*The problem*:
Skip every picture, and output exactly the lines starting at the one with "Output a JSON" and running through the last line of the material below.

*** Data to process ***

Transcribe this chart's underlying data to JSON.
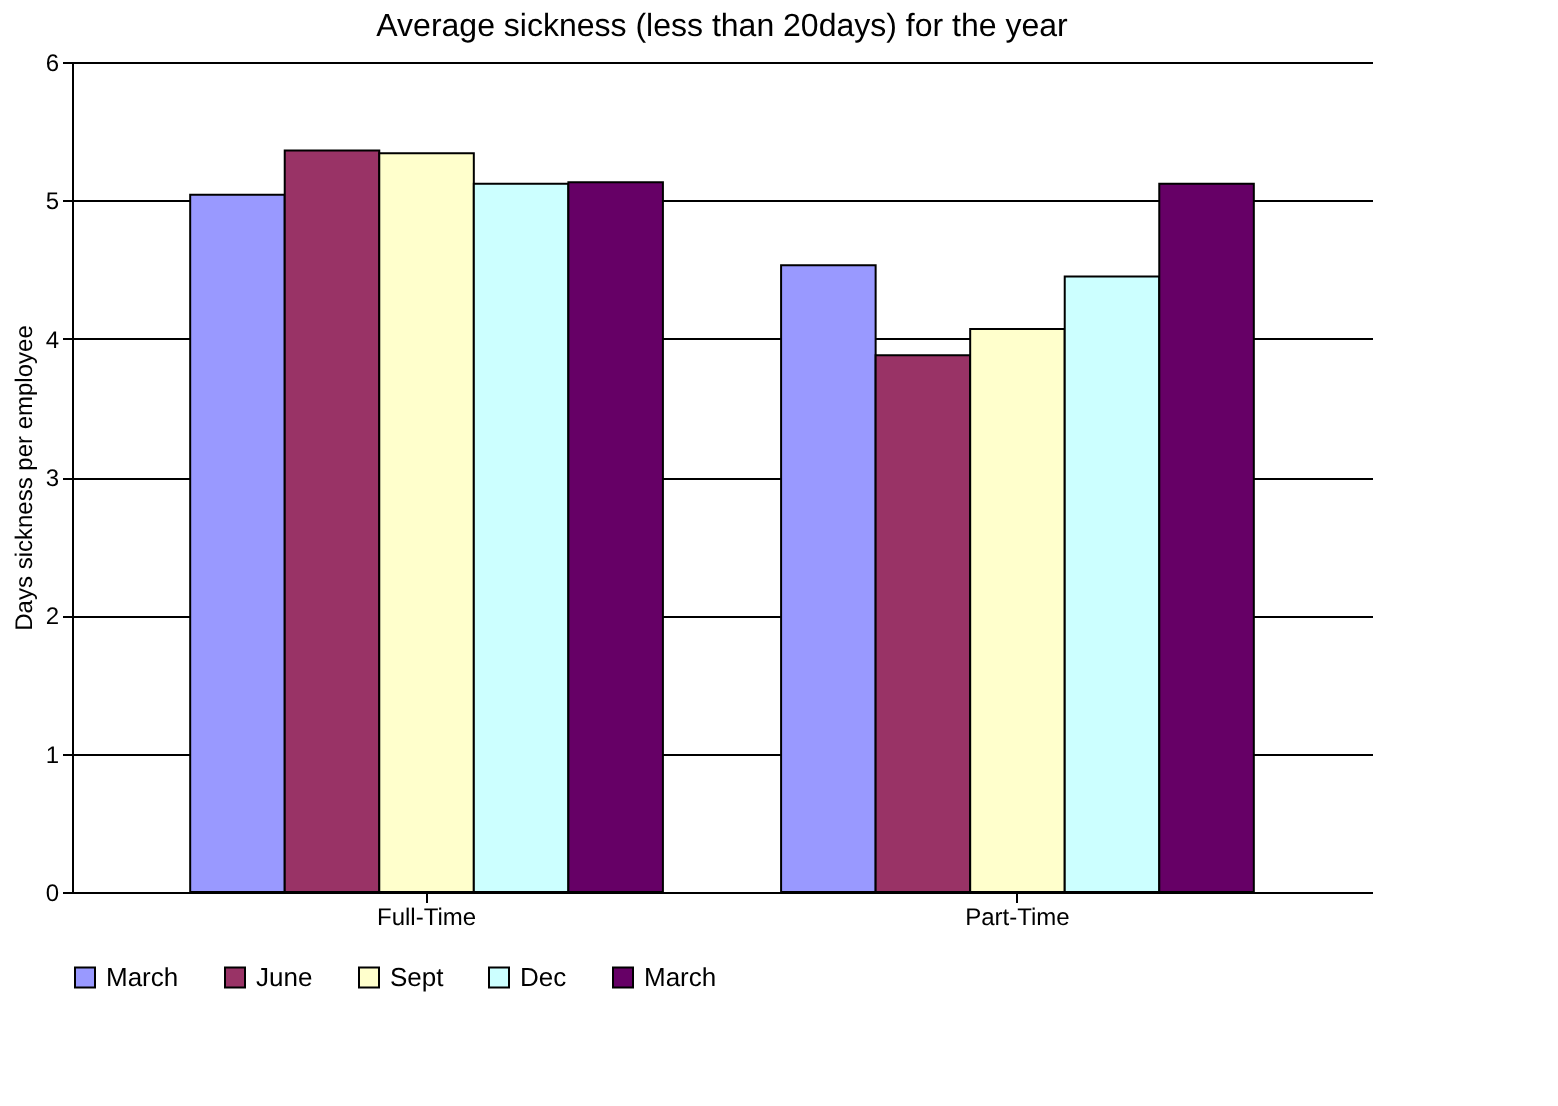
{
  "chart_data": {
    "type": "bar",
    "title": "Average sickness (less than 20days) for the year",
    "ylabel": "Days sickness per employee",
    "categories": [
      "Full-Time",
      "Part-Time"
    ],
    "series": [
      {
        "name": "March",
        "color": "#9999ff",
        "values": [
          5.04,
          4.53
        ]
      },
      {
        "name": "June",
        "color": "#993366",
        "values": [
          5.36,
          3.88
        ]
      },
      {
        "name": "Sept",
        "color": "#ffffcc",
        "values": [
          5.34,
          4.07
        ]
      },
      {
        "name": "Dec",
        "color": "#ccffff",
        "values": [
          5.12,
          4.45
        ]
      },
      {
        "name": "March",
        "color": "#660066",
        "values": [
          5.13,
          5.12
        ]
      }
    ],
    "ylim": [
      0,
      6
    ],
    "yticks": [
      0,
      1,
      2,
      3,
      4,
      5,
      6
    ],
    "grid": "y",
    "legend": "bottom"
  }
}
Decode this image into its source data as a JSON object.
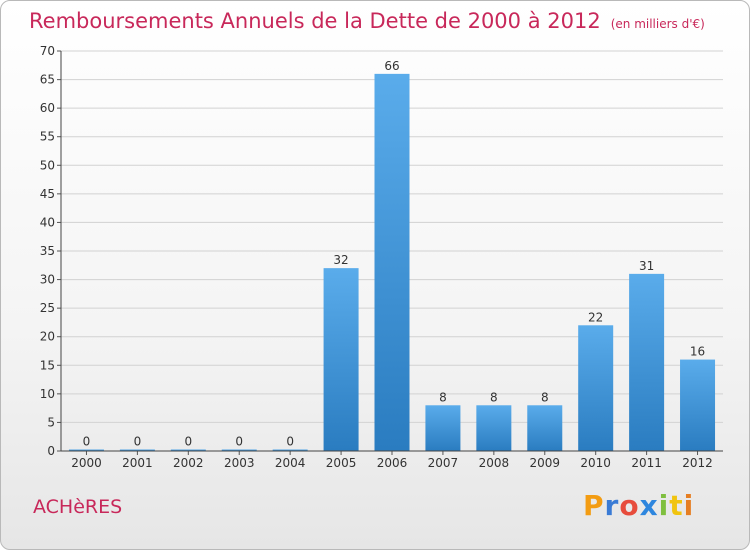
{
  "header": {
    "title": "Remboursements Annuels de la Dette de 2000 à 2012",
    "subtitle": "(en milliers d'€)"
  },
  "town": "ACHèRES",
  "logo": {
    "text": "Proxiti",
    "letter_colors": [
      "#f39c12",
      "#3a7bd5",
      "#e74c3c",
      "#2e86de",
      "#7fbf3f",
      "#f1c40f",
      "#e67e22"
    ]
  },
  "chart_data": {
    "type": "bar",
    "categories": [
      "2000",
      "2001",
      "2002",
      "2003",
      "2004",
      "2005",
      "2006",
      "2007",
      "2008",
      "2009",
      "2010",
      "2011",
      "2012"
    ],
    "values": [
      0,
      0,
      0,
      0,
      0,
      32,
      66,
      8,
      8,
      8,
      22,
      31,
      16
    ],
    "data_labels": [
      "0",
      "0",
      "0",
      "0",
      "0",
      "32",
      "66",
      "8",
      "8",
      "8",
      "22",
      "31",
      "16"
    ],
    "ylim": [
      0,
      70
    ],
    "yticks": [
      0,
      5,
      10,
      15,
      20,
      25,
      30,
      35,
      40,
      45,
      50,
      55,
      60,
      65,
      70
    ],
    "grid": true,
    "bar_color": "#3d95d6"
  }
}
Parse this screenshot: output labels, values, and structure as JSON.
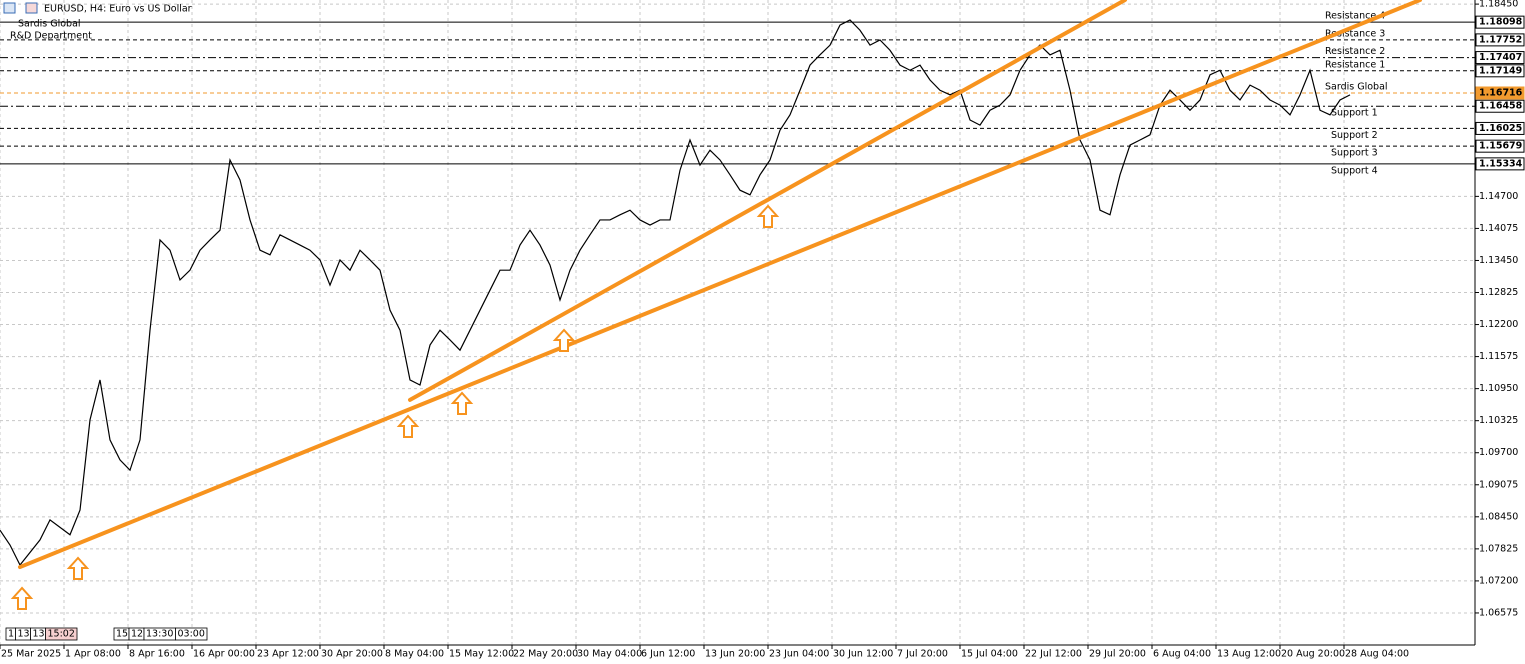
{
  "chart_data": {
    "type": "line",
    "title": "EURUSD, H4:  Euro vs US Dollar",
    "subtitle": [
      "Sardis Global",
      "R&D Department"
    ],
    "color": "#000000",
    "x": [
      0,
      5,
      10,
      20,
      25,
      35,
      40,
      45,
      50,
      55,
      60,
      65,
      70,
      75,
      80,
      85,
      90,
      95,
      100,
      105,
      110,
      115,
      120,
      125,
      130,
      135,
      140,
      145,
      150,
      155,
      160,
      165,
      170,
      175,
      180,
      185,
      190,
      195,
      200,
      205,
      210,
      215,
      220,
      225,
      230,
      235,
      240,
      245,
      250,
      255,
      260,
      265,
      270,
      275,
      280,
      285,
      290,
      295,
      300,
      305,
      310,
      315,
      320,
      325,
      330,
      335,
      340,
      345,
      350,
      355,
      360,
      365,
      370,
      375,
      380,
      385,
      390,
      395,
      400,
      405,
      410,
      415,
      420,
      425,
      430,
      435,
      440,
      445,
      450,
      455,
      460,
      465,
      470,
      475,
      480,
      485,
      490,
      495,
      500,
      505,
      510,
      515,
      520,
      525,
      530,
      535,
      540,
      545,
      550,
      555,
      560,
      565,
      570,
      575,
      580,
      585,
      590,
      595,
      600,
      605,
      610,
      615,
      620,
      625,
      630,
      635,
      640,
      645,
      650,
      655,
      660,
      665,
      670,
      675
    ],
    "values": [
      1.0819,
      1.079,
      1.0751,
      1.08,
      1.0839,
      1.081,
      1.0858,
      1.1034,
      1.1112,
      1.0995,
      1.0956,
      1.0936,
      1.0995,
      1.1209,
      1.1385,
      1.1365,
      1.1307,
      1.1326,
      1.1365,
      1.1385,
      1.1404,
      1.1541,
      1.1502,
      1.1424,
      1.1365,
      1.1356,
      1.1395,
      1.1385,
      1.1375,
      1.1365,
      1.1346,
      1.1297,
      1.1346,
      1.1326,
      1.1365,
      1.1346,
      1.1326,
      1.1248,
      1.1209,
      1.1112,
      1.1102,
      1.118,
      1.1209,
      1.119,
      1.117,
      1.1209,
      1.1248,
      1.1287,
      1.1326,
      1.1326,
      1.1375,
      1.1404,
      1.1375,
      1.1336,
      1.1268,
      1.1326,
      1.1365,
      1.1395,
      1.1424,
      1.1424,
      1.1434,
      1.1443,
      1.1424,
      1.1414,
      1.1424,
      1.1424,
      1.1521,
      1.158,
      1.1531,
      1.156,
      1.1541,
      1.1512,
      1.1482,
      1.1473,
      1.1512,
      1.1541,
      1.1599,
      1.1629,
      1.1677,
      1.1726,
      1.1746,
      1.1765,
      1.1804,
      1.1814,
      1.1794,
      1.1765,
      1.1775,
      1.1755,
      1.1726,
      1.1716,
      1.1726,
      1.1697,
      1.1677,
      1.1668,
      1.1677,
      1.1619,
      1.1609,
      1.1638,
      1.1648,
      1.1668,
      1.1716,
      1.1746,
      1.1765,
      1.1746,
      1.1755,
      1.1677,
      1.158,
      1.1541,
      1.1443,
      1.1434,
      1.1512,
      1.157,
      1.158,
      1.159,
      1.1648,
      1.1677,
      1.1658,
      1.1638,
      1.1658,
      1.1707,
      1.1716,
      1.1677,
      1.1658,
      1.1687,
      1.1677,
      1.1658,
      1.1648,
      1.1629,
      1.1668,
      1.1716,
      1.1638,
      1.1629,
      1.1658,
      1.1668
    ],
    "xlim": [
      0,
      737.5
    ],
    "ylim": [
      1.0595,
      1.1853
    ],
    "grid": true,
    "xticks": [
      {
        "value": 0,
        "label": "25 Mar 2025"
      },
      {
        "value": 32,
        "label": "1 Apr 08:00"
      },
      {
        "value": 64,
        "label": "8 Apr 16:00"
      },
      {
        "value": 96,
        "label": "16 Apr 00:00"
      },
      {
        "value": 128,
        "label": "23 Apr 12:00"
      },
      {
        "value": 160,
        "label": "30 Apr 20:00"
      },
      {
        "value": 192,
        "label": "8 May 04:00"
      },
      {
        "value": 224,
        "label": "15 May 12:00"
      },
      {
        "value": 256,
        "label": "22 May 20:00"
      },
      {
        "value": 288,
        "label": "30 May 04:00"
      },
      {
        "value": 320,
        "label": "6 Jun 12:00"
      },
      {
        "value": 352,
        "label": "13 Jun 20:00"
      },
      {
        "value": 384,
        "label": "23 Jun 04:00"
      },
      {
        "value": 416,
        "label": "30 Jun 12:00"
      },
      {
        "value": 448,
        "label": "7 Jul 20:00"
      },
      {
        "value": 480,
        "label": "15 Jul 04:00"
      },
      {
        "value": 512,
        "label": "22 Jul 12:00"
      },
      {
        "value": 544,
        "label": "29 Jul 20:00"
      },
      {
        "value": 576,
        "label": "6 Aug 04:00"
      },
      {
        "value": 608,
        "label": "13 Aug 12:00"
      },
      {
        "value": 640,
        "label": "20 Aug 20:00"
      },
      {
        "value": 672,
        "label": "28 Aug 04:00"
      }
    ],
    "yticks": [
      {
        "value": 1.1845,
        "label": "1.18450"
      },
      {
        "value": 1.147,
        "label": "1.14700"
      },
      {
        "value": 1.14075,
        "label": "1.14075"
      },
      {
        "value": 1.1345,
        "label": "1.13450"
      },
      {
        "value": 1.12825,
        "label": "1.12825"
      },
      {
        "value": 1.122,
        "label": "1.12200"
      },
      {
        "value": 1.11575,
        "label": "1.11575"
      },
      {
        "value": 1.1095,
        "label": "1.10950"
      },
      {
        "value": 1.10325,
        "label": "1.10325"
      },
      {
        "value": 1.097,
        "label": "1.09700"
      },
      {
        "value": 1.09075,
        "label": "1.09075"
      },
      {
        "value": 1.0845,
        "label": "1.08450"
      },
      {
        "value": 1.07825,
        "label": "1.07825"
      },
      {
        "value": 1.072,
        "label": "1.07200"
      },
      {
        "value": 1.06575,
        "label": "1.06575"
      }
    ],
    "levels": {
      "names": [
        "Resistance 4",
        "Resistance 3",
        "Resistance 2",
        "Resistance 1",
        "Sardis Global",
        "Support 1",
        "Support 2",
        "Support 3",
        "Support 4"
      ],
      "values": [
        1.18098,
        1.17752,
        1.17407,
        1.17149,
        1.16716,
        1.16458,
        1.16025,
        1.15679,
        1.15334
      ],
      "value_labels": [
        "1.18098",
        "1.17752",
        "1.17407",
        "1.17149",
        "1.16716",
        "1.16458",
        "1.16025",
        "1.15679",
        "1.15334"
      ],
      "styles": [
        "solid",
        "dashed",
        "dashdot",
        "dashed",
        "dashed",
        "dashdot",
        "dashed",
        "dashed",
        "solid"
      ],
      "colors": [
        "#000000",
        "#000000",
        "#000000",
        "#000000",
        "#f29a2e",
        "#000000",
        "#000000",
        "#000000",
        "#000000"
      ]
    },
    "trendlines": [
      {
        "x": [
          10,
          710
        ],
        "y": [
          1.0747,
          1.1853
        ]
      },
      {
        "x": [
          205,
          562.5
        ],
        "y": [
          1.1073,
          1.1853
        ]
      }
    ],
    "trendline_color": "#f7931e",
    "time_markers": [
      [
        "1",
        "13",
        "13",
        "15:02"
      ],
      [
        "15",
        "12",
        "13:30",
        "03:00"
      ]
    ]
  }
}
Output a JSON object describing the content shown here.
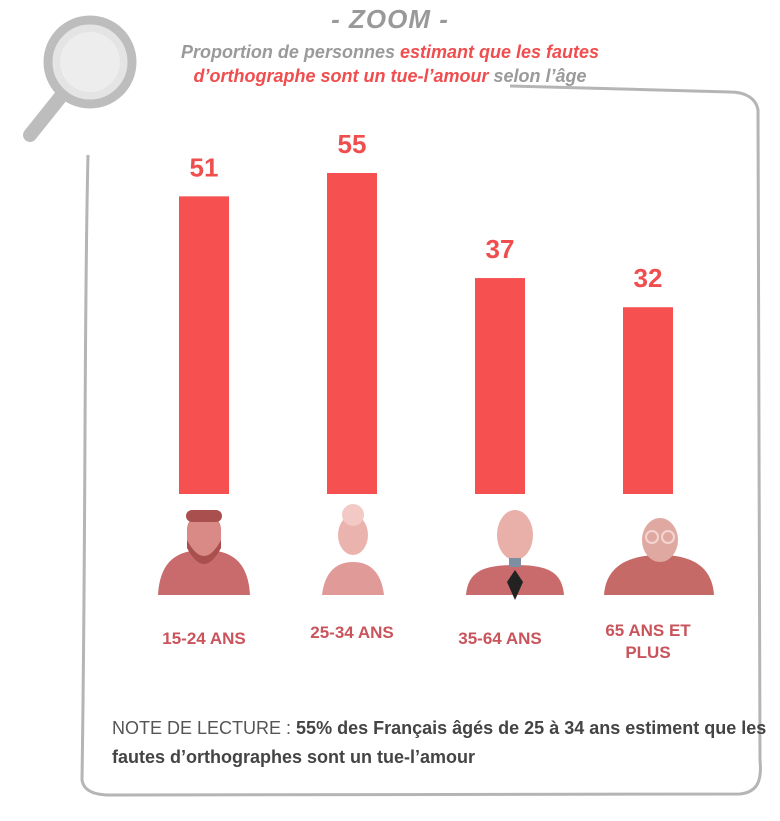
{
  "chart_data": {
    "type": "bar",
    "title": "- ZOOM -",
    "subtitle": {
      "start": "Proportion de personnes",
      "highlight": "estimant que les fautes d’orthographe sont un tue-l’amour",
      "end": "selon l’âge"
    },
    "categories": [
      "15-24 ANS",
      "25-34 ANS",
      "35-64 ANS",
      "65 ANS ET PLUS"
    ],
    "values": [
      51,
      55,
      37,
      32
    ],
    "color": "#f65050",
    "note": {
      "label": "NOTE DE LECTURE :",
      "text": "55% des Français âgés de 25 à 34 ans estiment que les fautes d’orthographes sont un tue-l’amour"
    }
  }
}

***

*Written reply*:
Output a JSON object describing the content shown here.
{
  "chart_data": {
    "type": "bar",
    "title": "- ZOOM -",
    "subtitle": {
      "start": "Proportion de personnes",
      "highlight": "estimant que les fautes d’orthographe sont un tue-l’amour",
      "end": "selon l’âge"
    },
    "categories": [
      "15-24 ANS",
      "25-34 ANS",
      "35-64 ANS",
      "65 ANS ET PLUS"
    ],
    "values": [
      51,
      55,
      37,
      32
    ],
    "color": "#f65050",
    "note": {
      "label": "NOTE DE LECTURE :",
      "text": "55% des Français âgés de 25 à 34 ans estiment que les fautes d’orthographes sont un tue-l’amour"
    }
  }
}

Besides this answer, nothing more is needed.